[Saved entries]
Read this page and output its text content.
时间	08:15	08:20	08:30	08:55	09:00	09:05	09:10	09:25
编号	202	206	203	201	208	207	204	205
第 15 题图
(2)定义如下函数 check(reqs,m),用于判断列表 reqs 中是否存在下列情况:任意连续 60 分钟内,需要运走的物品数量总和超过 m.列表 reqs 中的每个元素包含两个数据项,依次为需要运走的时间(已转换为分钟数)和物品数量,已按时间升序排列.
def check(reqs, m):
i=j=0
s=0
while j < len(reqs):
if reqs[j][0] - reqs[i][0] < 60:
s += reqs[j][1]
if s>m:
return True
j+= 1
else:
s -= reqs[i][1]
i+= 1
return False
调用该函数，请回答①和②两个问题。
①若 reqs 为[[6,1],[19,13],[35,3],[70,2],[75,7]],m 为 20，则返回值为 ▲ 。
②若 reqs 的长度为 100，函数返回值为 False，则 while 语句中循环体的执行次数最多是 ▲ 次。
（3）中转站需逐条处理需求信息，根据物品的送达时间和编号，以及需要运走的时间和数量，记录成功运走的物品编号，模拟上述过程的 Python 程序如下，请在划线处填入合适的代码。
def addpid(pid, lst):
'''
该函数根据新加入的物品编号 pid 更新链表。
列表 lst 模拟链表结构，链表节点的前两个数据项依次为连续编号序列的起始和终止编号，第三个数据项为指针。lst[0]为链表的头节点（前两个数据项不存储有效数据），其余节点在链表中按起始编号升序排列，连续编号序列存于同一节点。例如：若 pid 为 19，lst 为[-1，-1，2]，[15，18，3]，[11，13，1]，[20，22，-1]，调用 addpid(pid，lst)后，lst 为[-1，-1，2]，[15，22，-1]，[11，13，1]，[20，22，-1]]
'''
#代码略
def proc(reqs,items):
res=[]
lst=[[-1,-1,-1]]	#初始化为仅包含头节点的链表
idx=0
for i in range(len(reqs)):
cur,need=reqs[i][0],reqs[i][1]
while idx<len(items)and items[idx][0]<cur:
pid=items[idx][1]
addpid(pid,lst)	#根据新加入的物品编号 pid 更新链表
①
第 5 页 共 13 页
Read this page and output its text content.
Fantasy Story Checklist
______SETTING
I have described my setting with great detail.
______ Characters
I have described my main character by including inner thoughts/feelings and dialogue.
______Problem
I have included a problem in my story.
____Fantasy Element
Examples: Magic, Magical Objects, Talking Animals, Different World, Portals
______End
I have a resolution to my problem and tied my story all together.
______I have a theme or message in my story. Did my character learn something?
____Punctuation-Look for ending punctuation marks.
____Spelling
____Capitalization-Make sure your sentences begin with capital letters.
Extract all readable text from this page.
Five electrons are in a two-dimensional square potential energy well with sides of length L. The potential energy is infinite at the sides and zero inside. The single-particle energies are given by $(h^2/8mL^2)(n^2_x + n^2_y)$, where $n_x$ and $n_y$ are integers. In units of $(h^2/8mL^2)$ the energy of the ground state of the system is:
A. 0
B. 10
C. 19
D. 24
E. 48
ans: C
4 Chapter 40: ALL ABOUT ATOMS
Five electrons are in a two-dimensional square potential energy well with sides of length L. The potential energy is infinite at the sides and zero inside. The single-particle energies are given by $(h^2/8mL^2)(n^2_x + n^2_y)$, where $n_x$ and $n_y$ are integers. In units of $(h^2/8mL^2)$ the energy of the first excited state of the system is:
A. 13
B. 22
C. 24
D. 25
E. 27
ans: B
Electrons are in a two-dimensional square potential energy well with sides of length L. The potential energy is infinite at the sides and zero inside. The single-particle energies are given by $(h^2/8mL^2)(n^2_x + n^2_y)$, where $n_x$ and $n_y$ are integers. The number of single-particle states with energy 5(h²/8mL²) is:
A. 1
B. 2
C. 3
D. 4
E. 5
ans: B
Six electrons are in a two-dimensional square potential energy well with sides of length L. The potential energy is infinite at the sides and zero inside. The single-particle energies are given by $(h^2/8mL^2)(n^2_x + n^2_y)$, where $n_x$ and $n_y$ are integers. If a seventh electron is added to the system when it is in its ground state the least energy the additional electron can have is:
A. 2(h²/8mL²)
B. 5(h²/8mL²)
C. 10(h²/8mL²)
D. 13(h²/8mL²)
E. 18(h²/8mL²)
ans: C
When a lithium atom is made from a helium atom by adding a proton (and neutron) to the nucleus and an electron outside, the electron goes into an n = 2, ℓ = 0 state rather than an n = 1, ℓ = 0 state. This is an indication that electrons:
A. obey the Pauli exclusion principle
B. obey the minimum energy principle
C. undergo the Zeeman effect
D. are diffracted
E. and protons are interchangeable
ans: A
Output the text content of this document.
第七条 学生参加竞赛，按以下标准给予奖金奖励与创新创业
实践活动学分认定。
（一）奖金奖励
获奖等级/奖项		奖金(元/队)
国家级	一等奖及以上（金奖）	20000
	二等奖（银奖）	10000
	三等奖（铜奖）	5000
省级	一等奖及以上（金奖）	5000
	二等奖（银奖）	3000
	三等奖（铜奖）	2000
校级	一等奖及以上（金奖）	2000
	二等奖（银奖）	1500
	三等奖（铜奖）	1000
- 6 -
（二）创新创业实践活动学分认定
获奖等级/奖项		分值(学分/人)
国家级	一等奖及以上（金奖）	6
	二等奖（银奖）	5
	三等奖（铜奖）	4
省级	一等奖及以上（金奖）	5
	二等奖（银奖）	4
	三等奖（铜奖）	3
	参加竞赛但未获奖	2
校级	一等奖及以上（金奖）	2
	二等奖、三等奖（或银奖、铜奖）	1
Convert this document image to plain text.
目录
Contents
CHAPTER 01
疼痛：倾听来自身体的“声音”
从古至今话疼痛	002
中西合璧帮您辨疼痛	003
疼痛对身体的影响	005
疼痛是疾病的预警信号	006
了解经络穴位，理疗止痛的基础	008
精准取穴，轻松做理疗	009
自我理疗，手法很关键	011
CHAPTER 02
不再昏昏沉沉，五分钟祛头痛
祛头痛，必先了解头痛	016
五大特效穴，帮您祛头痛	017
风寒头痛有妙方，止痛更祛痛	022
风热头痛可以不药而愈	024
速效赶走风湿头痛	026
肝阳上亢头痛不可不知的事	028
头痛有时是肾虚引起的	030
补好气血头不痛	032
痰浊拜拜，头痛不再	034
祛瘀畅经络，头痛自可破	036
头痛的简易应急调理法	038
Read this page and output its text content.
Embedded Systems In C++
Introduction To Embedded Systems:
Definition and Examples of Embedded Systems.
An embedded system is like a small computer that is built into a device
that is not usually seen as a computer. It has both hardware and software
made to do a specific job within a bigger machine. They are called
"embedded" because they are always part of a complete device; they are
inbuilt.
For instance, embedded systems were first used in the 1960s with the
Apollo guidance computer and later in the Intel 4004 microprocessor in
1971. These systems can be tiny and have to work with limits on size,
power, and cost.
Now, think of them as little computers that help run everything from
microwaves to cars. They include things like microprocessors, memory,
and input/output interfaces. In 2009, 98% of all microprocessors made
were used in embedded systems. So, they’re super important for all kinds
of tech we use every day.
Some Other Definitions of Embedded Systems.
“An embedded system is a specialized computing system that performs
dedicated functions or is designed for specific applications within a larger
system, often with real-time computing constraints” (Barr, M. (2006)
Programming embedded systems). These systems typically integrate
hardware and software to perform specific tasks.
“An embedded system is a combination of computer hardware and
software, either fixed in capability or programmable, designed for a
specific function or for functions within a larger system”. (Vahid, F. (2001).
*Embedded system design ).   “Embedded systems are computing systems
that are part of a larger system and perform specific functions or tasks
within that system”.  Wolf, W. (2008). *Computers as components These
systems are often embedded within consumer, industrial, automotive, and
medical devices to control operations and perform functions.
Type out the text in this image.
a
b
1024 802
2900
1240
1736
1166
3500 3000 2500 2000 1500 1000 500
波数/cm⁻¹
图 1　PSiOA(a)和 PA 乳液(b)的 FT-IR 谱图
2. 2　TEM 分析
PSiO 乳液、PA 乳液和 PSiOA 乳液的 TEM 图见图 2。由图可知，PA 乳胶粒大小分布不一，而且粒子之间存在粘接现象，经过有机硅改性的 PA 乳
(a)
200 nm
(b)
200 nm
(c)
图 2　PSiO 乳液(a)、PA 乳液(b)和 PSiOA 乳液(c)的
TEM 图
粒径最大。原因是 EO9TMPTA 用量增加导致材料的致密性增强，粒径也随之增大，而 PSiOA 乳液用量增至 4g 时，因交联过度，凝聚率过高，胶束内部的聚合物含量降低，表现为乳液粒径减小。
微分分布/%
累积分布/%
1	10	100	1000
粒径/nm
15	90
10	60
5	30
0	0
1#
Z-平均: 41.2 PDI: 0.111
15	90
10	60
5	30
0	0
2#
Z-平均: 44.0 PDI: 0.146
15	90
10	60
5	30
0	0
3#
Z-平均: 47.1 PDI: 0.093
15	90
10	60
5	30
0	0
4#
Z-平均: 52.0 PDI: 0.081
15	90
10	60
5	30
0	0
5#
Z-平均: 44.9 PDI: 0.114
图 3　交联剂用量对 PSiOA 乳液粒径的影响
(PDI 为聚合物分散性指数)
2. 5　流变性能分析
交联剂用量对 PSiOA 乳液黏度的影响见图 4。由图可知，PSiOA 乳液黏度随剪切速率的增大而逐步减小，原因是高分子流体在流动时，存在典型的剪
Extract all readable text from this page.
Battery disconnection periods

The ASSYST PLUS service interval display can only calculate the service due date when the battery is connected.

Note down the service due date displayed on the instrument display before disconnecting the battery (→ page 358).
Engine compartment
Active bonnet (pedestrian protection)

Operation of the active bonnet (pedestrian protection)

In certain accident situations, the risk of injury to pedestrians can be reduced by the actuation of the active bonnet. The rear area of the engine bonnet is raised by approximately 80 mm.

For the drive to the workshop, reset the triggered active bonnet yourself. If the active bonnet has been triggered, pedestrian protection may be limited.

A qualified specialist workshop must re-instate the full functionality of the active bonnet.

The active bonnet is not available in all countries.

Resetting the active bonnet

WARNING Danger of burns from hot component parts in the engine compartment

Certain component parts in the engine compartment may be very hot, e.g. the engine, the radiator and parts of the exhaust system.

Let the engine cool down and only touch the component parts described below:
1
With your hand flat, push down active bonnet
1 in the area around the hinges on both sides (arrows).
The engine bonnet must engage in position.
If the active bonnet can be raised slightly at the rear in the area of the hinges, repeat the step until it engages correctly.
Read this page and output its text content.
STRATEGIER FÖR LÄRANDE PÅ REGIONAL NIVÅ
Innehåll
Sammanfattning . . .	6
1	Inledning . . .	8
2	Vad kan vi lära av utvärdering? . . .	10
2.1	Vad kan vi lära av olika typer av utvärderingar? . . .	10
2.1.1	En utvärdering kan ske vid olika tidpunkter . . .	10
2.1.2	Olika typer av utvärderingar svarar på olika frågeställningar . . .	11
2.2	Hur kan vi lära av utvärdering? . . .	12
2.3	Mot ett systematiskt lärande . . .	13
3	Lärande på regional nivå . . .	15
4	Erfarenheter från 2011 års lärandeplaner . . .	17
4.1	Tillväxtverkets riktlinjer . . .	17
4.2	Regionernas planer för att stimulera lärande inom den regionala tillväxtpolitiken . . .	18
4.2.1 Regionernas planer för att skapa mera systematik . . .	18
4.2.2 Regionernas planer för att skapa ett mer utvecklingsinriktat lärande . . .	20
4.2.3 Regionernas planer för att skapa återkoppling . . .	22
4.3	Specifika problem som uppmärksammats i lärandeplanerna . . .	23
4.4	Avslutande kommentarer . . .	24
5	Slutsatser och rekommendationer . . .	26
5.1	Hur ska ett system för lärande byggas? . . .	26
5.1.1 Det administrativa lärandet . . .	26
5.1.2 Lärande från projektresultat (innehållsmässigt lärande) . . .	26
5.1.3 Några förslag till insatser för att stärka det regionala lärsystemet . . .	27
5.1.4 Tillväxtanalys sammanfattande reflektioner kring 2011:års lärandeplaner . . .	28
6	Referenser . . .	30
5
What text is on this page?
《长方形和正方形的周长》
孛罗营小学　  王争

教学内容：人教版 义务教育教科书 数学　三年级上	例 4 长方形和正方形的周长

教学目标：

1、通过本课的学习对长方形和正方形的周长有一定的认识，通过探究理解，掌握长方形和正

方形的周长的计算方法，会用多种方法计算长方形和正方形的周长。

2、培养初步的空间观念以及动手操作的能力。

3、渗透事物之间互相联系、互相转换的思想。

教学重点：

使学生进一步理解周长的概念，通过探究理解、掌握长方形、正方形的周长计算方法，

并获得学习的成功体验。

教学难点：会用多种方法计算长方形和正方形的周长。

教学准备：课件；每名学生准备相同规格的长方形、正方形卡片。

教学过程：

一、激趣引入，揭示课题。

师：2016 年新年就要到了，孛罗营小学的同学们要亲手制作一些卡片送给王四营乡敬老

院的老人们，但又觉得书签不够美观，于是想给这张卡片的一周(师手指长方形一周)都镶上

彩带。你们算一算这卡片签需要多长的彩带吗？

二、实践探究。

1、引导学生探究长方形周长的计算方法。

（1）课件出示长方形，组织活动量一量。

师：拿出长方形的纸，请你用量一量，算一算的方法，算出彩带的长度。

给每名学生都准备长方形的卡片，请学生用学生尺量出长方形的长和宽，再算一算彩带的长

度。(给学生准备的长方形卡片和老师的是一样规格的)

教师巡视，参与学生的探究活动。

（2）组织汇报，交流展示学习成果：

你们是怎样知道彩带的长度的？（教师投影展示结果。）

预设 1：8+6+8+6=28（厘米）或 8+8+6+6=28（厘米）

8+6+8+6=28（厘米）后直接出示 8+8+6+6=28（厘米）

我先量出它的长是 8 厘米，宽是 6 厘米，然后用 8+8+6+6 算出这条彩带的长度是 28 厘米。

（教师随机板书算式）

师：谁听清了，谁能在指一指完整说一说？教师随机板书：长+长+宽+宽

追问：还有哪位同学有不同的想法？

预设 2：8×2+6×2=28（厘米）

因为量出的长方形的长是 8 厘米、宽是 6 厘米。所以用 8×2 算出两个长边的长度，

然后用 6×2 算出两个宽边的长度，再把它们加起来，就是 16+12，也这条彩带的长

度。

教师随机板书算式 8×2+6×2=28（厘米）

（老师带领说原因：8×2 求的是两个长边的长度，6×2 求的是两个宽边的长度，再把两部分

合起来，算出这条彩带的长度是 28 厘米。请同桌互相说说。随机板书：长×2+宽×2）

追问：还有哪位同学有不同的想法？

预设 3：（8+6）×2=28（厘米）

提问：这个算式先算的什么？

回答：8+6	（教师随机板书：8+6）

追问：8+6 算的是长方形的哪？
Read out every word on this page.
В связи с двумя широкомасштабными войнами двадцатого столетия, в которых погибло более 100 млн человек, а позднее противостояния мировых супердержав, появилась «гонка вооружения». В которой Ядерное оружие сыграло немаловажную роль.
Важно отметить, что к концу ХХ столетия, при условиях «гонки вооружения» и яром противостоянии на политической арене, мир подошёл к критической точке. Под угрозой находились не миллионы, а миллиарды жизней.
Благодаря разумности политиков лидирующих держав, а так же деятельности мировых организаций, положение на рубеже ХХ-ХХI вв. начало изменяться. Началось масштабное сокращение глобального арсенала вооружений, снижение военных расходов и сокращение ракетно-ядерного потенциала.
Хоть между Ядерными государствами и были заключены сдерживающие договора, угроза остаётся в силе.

_Work required:_ Select and copy every line from the records that includes the word "utvärderingar".

_Response to this exercise:_
2.1	Vad kan vi lära av olika typer av utvärderingar? . . .	10
2.1.2	Olika typer av utvärderingar svarar på olika frågeställningar . . .	11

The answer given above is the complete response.